- _Collected data entries_:
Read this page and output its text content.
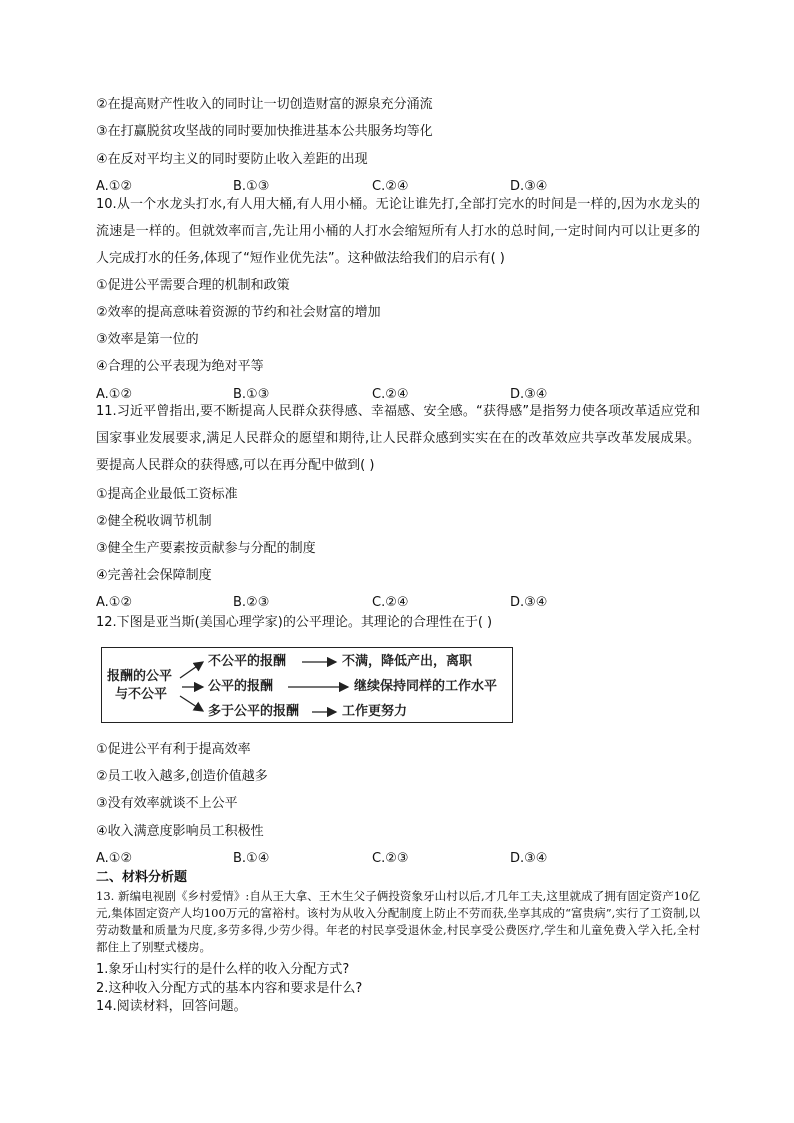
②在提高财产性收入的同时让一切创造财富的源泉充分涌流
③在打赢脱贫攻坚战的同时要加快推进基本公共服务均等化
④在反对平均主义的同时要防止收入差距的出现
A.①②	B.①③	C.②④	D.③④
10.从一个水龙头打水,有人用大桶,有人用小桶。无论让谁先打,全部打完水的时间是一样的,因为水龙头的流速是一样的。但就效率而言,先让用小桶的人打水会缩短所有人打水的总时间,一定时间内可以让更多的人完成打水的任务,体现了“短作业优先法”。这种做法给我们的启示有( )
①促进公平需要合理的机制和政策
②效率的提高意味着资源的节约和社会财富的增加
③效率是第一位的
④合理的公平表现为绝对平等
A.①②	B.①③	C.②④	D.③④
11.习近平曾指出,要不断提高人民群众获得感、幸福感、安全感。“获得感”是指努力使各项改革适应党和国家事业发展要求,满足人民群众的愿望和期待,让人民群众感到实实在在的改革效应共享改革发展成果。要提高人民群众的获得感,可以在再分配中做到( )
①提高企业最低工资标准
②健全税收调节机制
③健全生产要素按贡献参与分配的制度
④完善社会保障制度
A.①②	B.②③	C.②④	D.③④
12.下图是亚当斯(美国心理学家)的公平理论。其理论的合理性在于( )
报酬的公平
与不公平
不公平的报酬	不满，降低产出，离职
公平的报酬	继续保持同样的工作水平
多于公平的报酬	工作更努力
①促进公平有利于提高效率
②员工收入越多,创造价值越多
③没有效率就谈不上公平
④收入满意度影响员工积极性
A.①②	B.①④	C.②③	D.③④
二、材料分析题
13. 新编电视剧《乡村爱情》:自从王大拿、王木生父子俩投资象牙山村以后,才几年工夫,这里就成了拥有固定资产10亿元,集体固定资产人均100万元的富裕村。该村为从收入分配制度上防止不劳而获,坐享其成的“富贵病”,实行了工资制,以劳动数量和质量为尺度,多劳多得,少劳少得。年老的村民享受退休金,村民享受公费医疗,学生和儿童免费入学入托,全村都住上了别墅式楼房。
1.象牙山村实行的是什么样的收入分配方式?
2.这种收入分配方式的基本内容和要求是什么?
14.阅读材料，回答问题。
==
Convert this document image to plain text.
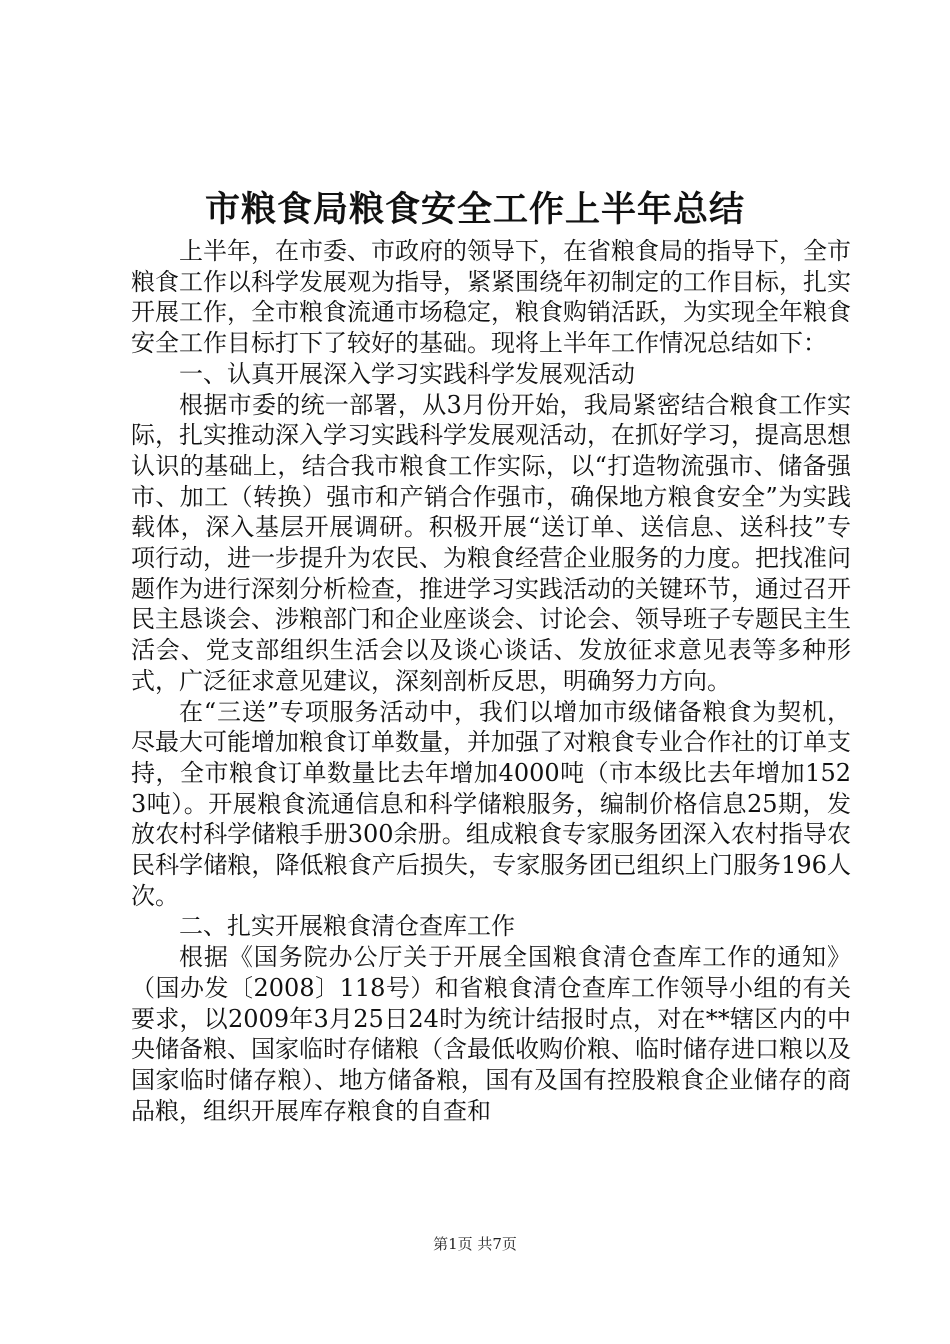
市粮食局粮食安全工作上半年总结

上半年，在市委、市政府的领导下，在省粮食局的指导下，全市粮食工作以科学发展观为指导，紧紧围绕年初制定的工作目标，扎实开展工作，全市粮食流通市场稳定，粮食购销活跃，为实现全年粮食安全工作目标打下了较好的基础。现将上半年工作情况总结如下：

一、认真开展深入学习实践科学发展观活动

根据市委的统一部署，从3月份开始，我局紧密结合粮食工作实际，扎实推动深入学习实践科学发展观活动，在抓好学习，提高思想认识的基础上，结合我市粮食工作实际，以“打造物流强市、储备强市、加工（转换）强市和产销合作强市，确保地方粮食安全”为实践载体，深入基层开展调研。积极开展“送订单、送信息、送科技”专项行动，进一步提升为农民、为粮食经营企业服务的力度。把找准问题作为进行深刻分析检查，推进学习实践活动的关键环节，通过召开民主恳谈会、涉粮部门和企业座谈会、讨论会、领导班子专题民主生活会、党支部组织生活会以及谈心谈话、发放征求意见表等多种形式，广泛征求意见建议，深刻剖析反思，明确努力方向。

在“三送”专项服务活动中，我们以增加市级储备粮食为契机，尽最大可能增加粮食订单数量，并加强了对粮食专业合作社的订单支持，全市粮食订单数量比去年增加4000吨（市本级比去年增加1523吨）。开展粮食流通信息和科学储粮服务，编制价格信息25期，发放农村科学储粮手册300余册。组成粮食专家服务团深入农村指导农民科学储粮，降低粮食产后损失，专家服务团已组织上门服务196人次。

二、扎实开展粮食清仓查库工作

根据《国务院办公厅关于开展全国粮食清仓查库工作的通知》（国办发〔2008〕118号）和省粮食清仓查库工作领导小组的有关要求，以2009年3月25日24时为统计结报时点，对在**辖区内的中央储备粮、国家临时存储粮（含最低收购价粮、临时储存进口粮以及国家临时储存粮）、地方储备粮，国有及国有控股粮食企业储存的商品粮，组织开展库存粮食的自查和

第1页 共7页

- _PROBLEM DETAILS_: Go through the data and gather every line that holds "text".

- _ANSWER IN FULL_:
Read this page and output its text content.
Convert this document image to plain text.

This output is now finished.